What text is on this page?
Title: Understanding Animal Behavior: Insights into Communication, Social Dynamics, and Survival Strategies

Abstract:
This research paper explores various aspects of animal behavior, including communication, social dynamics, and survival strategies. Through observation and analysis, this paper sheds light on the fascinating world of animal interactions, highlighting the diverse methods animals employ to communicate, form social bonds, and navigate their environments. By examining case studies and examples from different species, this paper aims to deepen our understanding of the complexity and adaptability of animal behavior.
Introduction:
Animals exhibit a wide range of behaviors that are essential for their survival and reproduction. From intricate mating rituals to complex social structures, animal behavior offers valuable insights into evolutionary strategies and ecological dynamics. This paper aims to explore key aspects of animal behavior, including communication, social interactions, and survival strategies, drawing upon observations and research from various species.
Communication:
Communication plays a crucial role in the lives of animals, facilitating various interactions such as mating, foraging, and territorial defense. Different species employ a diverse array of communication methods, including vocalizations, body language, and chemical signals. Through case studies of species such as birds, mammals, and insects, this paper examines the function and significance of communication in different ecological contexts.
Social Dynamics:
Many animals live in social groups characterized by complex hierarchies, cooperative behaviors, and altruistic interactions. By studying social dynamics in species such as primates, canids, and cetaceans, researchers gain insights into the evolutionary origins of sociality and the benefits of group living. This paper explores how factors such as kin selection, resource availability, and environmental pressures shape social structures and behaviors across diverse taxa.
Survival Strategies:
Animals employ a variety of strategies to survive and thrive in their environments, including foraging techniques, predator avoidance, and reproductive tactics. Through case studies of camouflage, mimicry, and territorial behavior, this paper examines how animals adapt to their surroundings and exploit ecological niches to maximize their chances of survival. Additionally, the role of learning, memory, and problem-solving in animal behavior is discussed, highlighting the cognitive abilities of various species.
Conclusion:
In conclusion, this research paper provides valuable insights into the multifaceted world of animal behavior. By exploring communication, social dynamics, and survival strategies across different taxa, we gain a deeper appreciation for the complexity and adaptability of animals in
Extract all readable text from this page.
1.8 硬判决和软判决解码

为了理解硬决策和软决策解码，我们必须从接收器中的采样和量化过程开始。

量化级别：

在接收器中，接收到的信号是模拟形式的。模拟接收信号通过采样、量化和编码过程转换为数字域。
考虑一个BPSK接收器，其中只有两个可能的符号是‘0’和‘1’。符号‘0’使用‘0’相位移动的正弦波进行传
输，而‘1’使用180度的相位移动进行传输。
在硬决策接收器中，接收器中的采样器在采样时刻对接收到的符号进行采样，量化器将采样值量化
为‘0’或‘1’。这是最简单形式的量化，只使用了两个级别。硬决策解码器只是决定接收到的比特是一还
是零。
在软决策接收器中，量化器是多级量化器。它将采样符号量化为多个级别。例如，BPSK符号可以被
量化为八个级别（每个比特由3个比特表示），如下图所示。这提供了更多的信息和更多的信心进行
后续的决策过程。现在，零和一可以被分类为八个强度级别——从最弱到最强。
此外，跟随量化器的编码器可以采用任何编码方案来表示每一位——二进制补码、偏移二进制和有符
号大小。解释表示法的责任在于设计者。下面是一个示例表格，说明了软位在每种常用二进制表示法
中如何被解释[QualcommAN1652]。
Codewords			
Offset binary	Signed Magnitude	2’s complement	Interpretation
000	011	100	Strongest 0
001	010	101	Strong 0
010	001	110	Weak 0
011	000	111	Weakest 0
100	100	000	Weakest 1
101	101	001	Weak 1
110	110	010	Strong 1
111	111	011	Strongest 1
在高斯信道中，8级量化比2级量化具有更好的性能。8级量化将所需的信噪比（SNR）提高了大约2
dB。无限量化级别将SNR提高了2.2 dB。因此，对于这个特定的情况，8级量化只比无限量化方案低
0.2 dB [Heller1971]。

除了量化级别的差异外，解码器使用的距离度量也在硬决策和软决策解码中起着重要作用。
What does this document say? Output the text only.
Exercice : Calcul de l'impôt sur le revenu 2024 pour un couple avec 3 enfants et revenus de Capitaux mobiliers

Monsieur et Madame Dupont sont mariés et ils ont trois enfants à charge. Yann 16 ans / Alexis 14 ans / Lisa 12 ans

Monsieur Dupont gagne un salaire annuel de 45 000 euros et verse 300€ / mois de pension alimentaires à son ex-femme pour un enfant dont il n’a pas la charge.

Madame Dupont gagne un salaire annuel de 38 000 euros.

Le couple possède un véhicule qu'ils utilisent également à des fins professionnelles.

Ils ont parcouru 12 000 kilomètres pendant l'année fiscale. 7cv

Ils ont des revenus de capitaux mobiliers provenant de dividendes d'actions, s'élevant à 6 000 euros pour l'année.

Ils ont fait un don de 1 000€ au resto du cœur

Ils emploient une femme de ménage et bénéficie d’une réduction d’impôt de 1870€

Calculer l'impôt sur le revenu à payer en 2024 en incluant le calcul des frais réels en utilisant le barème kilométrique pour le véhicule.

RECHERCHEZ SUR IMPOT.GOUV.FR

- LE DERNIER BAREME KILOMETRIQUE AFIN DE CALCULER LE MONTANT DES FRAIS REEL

--- EXERCISE ---
Copy out exactly the lines running from the line with "What does this" to the end of the records, inclusive.

--- THE RESPONSE ---
What does this document say? Output the text only.
Exercice : Calcul de l'impôt sur le revenu 2024 pour un couple avec 3 enfants et revenus de Capitaux mobiliers

Monsieur et Madame Dupont sont mariés et ils ont trois enfants à charge. Yann 16 ans / Alexis 14 ans / Lisa 12 ans

Monsieur Dupont gagne un salaire annuel de 45 000 euros et verse 300€ / mois de pension alimentaires à son ex-femme pour un enfant dont il n’a pas la charge.

Madame Dupont gagne un salaire annuel de 38 000 euros.

Le couple possède un véhicule qu'ils utilisent également à des fins professionnelles.

Ils ont parcouru 12 000 kilomètres pendant l'année fiscale. 7cv

Ils ont des revenus de capitaux mobiliers provenant de dividendes d'actions, s'élevant à 6 000 euros pour l'année.

Ils ont fait un don de 1 000€ au resto du cœur

Ils emploient une femme de ménage et bénéficie d’une réduction d’impôt de 1870€

Calculer l'impôt sur le revenu à payer en 2024 en incluant le calcul des frais réels en utilisant le barème kilométrique pour le véhicule.

RECHERCHEZ SUR IMPOT.GOUV.FR

- LE DERNIER BAREME KILOMETRIQUE AFIN DE CALCULER LE MONTANT DES FRAIS REEL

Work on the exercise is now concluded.